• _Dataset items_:
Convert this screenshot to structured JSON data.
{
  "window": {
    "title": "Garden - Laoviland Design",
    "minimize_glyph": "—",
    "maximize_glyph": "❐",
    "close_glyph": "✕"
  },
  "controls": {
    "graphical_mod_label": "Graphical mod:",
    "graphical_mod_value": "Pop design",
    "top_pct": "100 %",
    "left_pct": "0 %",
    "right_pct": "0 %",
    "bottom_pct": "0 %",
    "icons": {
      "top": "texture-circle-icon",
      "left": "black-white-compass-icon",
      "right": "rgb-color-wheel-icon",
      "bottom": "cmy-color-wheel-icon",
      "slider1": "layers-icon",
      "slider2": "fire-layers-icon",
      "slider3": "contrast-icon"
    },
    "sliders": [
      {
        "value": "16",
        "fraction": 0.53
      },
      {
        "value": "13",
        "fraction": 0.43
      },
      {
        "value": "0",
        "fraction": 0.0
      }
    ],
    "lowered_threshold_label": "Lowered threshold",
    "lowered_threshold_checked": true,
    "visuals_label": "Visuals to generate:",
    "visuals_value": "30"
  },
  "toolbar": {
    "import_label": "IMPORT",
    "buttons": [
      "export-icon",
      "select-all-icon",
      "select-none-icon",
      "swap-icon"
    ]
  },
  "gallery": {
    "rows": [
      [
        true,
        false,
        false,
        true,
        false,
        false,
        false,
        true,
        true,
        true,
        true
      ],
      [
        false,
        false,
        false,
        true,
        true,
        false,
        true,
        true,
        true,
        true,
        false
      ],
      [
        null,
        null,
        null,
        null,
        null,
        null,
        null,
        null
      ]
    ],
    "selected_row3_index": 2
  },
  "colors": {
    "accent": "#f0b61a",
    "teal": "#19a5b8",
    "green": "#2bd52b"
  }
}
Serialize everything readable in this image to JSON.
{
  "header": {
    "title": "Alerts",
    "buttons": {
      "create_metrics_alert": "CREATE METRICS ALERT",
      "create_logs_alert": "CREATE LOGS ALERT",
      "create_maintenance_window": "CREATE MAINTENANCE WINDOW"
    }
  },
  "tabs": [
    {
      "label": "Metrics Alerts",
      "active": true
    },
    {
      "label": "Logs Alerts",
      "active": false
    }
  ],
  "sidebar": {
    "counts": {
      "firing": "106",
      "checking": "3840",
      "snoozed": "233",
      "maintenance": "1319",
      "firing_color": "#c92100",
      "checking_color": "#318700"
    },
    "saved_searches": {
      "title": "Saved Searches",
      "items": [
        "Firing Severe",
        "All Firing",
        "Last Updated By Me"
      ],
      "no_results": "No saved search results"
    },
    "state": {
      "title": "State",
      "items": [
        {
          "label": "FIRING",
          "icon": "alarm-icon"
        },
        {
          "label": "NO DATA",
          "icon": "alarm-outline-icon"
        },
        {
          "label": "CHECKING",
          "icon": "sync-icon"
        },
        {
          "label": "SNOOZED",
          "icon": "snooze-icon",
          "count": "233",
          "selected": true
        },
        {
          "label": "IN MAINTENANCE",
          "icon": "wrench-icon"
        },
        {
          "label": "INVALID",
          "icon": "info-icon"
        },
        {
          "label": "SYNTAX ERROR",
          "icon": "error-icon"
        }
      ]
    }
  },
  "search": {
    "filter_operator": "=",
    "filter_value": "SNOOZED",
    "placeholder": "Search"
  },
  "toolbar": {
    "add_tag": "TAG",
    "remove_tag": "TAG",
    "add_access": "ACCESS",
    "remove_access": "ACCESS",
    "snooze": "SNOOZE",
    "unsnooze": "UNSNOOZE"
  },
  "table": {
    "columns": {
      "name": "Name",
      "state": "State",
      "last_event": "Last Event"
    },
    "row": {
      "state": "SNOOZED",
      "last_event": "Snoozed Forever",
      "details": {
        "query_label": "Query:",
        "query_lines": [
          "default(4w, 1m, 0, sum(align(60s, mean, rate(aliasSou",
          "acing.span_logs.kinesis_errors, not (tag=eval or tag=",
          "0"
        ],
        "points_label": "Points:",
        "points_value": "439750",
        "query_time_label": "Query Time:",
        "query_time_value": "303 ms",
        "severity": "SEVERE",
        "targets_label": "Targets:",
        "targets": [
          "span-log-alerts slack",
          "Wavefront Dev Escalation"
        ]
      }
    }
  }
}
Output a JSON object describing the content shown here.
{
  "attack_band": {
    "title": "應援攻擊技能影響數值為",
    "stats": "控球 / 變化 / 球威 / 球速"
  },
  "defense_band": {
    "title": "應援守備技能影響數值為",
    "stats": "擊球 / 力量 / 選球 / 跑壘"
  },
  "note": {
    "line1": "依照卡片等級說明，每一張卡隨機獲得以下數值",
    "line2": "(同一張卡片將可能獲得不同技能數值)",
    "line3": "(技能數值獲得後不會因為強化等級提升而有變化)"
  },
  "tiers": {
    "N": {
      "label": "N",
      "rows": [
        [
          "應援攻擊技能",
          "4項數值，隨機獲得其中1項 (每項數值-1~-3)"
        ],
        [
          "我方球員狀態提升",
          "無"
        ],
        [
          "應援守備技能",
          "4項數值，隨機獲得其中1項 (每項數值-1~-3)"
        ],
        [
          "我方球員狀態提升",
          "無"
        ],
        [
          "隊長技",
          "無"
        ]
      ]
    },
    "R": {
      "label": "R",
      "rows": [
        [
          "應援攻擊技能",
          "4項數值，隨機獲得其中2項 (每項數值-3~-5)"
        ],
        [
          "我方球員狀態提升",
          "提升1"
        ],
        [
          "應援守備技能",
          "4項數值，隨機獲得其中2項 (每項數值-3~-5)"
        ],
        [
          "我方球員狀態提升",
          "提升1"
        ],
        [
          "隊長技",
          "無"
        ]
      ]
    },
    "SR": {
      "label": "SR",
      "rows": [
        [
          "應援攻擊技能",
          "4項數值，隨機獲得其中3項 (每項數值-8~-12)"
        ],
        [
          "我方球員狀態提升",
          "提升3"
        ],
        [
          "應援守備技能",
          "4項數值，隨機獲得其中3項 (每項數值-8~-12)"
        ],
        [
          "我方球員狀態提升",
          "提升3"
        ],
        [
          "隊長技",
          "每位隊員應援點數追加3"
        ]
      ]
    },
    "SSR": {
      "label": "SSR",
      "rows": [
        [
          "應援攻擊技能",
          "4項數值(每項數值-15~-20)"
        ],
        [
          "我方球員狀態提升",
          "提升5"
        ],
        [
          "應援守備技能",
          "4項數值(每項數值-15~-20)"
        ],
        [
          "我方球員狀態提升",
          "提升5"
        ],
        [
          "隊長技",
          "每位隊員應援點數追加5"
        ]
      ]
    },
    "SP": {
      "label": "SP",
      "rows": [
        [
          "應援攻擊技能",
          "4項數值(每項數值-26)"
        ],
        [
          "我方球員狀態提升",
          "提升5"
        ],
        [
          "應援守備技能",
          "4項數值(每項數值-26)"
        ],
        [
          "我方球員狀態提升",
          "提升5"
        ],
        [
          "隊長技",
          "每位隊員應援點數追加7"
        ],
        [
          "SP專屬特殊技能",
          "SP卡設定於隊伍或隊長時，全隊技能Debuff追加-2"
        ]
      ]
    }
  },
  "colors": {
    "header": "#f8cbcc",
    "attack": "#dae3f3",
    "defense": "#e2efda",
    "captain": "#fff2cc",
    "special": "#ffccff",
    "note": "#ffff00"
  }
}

• _To be done_: Of all the lines in the listing above, how many contain the word "CREATE"? Answer with the number alone.

• _Response to the exercise_: 3